--- START OF Extracted data ---

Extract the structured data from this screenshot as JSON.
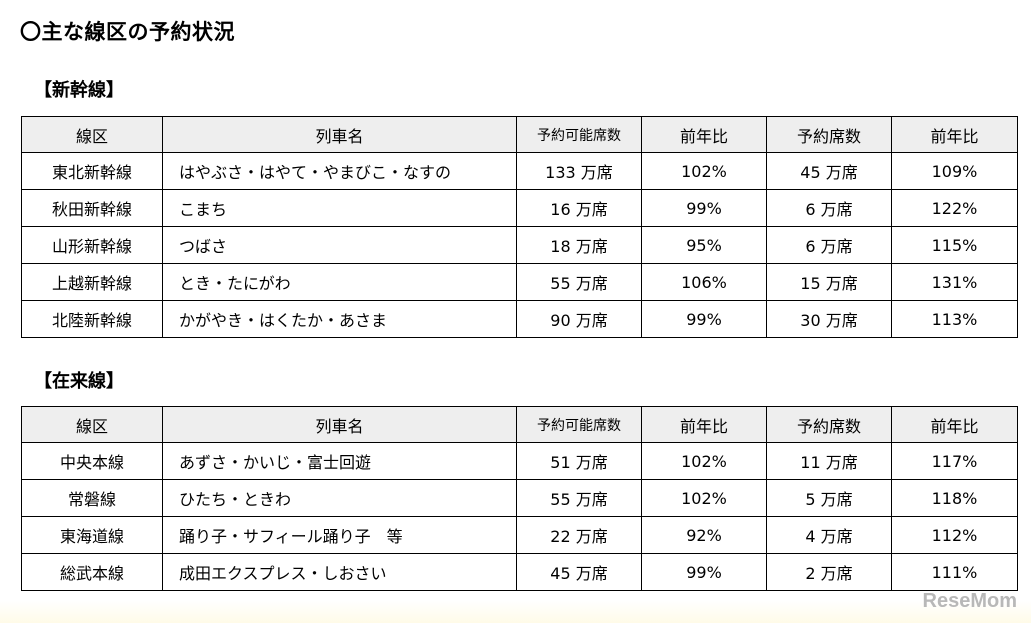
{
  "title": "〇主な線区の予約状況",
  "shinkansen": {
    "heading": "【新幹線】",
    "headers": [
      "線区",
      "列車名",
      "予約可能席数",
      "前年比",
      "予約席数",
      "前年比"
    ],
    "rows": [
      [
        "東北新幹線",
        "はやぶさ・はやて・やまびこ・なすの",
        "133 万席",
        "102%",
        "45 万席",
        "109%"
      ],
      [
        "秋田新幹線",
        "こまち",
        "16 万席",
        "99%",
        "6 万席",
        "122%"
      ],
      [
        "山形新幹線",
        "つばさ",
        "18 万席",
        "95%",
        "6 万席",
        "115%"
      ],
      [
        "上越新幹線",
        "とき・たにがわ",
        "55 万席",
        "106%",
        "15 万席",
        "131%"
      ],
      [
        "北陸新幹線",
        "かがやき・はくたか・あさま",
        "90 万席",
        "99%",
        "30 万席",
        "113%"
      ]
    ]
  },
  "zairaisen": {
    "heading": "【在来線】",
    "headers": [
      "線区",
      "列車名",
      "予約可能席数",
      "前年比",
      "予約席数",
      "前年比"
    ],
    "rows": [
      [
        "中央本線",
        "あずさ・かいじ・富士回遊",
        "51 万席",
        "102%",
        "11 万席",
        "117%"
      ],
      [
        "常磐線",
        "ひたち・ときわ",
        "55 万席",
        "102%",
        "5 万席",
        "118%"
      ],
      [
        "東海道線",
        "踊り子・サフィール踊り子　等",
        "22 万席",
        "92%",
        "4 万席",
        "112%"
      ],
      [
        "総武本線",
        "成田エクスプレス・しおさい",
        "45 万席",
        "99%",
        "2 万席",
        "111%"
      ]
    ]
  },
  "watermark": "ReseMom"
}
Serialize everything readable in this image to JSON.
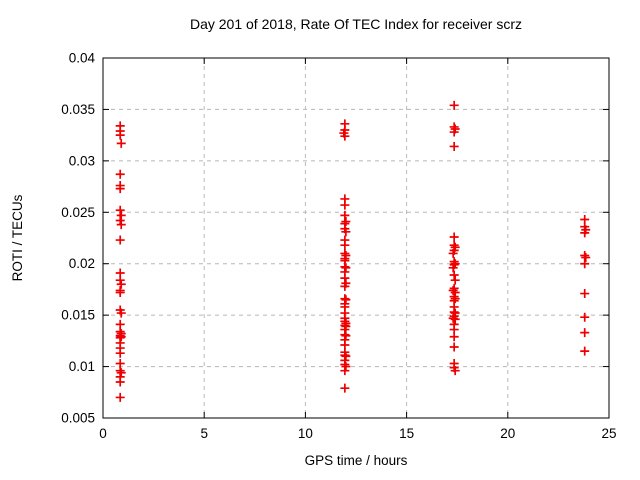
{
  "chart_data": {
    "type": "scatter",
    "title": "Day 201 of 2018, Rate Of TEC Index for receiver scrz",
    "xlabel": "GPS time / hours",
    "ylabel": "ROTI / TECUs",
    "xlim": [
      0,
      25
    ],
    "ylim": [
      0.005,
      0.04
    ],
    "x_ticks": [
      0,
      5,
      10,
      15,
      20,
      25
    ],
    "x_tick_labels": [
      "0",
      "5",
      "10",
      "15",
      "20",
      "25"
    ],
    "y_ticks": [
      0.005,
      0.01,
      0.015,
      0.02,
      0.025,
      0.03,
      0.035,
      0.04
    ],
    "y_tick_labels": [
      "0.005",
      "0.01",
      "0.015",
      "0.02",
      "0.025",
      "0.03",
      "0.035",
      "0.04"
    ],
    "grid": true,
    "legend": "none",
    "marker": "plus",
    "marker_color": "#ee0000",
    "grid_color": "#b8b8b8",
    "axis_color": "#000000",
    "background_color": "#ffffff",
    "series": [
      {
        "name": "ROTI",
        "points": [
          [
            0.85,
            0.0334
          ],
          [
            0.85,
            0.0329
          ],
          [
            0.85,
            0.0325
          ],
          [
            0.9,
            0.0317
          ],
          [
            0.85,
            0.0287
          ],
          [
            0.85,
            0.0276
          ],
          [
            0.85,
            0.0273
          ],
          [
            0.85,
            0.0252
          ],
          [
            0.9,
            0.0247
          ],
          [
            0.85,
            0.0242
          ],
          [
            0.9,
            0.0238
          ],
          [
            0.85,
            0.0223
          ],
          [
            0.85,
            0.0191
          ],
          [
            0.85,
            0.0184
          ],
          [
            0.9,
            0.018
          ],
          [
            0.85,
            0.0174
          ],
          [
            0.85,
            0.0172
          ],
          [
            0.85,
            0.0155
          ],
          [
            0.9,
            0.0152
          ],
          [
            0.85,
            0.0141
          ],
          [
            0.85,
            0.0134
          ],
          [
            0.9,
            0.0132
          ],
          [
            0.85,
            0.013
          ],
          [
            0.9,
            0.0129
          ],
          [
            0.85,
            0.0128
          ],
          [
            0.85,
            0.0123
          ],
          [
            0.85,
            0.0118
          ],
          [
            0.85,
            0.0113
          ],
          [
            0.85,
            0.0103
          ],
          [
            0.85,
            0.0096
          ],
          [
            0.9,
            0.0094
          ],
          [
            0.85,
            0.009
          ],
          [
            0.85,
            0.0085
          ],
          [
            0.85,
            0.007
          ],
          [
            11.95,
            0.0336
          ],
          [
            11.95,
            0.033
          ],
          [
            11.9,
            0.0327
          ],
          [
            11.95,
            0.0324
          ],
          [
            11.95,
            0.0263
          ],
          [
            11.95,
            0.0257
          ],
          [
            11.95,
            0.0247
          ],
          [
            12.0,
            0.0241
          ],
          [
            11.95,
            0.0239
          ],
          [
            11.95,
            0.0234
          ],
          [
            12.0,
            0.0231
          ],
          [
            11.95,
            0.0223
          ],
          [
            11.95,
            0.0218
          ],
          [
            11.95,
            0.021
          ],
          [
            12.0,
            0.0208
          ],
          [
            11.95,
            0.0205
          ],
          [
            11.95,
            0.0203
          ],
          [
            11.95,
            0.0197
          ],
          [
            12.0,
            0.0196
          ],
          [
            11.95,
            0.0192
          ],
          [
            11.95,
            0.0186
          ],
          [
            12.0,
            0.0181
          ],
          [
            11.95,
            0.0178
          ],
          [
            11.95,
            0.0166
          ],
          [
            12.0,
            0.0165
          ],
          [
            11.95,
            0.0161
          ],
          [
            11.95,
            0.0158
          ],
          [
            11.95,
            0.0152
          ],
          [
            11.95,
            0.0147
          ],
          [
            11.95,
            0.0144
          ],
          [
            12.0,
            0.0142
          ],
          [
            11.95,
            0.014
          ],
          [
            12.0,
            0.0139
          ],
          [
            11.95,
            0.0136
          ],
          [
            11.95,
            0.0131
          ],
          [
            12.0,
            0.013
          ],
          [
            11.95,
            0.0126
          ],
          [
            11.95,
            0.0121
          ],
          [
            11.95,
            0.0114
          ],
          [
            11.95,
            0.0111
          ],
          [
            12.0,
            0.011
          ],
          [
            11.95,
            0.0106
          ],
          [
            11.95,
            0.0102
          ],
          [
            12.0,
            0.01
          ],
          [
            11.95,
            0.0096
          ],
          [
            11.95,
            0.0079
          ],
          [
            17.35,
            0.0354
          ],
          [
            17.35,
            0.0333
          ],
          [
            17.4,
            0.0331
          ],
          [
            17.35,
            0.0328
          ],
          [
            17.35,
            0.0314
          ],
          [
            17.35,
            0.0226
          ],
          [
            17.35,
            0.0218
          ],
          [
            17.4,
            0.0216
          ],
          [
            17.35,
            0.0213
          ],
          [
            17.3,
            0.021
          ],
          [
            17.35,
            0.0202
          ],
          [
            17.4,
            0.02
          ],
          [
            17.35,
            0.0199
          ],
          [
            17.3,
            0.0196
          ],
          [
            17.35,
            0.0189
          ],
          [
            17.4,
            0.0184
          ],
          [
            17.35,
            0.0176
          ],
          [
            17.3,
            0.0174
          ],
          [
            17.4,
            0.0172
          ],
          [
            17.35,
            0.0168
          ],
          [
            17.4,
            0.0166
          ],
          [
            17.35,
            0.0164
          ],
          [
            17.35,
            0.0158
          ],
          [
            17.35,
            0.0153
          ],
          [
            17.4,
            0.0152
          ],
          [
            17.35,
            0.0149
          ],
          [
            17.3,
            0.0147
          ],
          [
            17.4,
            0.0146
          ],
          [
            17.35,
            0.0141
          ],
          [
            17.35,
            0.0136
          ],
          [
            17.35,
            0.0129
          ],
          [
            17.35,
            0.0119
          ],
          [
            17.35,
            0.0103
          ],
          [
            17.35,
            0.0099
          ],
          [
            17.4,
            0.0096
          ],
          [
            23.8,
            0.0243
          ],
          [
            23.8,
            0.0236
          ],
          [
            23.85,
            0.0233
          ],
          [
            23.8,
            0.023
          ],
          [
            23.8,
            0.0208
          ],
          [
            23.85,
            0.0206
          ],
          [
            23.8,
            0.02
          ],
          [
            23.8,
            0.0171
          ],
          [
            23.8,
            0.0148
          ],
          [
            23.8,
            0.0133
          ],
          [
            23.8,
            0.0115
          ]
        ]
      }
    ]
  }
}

--- END OF Extracted data ---
--- START OF Extracted data ---

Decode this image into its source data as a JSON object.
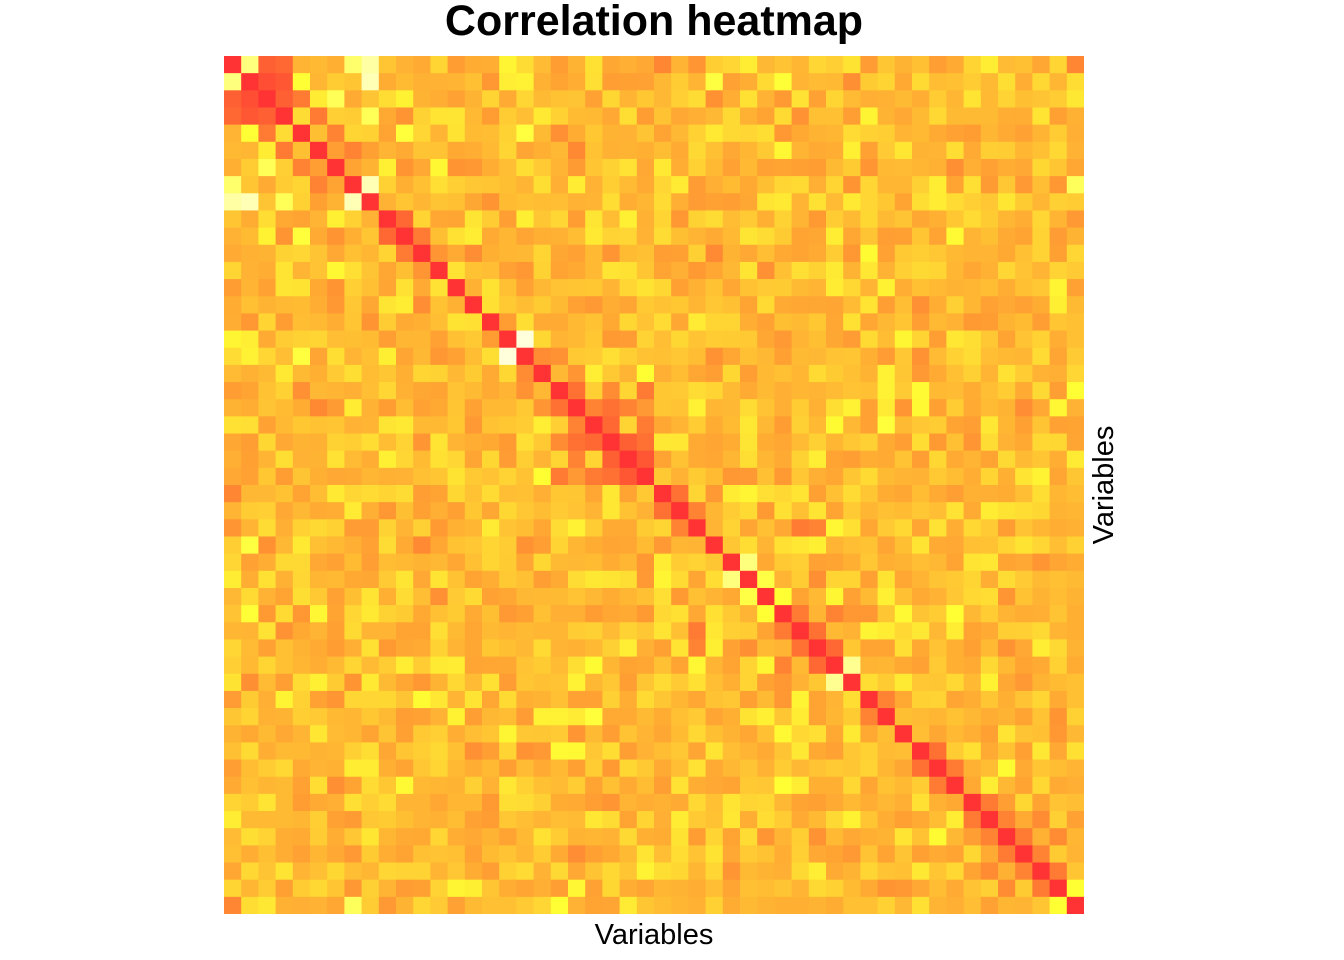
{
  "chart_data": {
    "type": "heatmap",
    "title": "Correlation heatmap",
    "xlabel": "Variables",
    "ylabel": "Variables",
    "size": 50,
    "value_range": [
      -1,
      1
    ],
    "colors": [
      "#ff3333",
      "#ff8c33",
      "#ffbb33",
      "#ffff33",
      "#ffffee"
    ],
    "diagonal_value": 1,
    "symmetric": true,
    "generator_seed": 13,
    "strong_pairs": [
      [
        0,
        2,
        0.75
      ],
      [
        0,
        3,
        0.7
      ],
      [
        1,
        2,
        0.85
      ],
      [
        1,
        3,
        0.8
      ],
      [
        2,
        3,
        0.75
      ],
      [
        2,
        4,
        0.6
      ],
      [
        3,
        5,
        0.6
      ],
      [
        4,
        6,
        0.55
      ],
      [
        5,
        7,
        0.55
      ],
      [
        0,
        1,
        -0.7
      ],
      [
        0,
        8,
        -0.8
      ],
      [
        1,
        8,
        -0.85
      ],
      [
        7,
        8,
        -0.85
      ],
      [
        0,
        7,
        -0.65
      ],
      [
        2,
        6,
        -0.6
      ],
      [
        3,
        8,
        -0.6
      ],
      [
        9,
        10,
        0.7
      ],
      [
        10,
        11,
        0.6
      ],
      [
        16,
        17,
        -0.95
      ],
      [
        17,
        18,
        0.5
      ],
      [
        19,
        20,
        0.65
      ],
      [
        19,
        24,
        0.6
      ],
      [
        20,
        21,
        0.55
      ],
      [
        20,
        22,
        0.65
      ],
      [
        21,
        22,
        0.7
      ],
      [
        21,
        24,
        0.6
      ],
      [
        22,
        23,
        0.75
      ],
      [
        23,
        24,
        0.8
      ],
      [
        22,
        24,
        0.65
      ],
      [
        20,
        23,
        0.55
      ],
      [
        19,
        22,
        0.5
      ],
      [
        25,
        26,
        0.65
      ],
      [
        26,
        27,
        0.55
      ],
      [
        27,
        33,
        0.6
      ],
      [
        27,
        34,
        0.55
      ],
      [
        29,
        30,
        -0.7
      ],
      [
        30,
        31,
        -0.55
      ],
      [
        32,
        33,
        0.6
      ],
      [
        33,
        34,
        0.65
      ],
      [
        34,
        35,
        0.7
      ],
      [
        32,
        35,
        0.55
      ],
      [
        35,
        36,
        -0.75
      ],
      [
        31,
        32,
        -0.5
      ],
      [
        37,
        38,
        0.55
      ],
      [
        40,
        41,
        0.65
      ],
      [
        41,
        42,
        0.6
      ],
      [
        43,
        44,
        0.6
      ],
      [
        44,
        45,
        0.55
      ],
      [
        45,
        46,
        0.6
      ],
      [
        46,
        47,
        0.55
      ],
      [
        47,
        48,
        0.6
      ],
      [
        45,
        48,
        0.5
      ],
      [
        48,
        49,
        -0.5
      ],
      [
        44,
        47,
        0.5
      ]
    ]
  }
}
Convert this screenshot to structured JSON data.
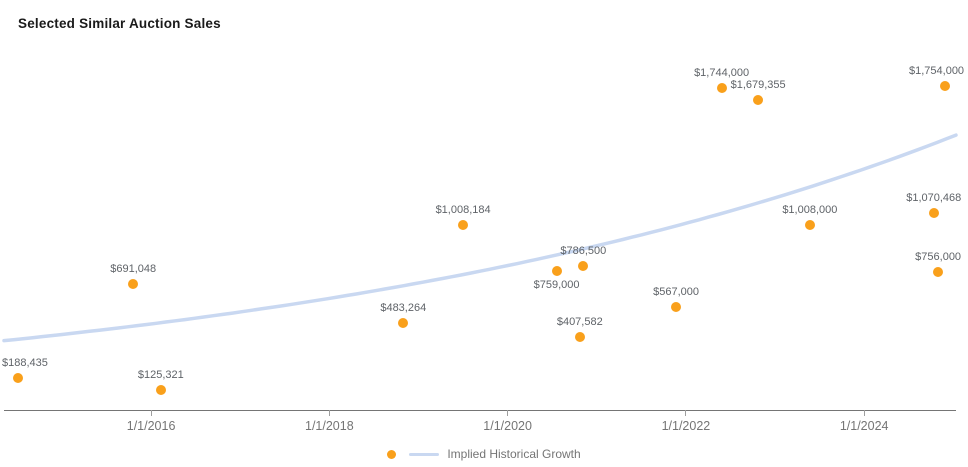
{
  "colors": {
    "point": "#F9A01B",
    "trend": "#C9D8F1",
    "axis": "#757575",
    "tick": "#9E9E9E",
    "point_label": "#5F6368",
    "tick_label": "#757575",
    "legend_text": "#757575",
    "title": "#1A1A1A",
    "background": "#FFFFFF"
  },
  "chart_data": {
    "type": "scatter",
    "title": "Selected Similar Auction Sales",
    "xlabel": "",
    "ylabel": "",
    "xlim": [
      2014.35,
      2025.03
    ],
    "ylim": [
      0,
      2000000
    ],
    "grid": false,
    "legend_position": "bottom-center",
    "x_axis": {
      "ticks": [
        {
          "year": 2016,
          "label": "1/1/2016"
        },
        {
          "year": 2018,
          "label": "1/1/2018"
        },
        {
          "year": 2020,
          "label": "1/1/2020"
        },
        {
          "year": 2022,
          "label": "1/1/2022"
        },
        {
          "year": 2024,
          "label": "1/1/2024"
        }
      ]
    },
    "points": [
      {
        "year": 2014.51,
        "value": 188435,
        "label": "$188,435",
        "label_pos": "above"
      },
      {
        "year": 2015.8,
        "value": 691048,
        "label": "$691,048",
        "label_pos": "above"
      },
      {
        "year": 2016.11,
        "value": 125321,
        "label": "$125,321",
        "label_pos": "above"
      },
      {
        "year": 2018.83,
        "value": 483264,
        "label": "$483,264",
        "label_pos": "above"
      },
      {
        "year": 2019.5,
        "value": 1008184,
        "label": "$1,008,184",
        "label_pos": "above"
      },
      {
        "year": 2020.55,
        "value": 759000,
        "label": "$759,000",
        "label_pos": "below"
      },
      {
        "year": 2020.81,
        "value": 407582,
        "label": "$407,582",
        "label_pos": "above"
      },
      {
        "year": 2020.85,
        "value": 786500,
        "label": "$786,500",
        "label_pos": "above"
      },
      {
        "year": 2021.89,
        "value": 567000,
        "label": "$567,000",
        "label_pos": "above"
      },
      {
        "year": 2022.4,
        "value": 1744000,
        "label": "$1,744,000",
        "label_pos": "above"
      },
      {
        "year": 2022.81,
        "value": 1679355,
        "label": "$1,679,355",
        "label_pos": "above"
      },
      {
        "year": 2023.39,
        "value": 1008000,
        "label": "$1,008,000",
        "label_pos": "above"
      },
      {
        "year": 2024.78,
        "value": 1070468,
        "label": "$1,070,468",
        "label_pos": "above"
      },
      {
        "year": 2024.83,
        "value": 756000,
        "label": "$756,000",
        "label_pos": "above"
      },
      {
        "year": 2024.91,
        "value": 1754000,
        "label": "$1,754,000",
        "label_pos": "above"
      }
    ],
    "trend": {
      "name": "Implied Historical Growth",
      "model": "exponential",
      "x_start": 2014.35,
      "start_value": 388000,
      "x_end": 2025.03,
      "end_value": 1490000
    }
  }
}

--- END OF Extracted data ---
--- START OF Extracted data ---

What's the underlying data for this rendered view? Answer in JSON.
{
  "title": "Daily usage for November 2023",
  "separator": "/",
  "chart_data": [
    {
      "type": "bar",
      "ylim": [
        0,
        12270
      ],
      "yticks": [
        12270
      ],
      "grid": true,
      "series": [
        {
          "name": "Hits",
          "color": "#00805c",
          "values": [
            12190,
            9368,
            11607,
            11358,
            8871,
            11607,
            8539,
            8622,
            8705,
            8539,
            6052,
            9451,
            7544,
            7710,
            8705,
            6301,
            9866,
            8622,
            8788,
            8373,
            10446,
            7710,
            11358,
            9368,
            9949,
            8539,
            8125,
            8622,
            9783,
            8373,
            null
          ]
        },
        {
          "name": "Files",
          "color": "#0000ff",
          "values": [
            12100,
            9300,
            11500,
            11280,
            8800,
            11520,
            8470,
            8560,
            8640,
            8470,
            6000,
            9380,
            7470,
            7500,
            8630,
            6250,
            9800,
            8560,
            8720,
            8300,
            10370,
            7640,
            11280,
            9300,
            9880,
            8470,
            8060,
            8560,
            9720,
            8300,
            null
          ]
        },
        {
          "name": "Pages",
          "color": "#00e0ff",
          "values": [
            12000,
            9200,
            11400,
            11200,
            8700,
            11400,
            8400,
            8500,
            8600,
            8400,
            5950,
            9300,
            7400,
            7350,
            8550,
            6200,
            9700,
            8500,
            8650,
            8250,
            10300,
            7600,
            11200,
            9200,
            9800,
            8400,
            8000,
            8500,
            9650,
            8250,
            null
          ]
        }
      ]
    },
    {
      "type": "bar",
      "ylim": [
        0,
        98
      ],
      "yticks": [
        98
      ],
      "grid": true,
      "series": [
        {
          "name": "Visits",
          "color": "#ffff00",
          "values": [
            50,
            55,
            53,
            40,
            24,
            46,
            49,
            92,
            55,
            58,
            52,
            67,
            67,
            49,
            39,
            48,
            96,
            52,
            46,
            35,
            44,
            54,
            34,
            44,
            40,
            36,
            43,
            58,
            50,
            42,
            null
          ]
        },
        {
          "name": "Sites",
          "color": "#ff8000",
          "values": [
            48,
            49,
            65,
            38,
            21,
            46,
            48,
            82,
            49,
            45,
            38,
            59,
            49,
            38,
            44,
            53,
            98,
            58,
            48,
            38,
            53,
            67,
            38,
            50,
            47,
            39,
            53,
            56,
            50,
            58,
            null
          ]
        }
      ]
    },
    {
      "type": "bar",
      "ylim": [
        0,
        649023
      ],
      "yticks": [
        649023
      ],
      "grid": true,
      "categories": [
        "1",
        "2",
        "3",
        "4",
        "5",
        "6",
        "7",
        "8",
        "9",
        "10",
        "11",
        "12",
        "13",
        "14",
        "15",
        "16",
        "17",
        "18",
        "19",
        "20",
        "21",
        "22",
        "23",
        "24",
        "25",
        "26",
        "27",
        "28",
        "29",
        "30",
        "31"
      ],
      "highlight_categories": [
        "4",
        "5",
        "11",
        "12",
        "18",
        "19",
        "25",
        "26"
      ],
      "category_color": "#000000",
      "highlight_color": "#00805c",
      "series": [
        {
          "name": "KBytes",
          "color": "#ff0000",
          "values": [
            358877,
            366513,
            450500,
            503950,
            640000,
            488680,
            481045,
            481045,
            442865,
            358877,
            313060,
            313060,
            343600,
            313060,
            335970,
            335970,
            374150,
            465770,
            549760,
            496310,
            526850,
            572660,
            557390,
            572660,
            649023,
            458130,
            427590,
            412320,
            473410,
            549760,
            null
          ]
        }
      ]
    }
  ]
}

--- END OF Extracted data ---

State the number of lines in the preceding entries that include the word "ylabel". Provide nothing else.

▶ [Task solution]
3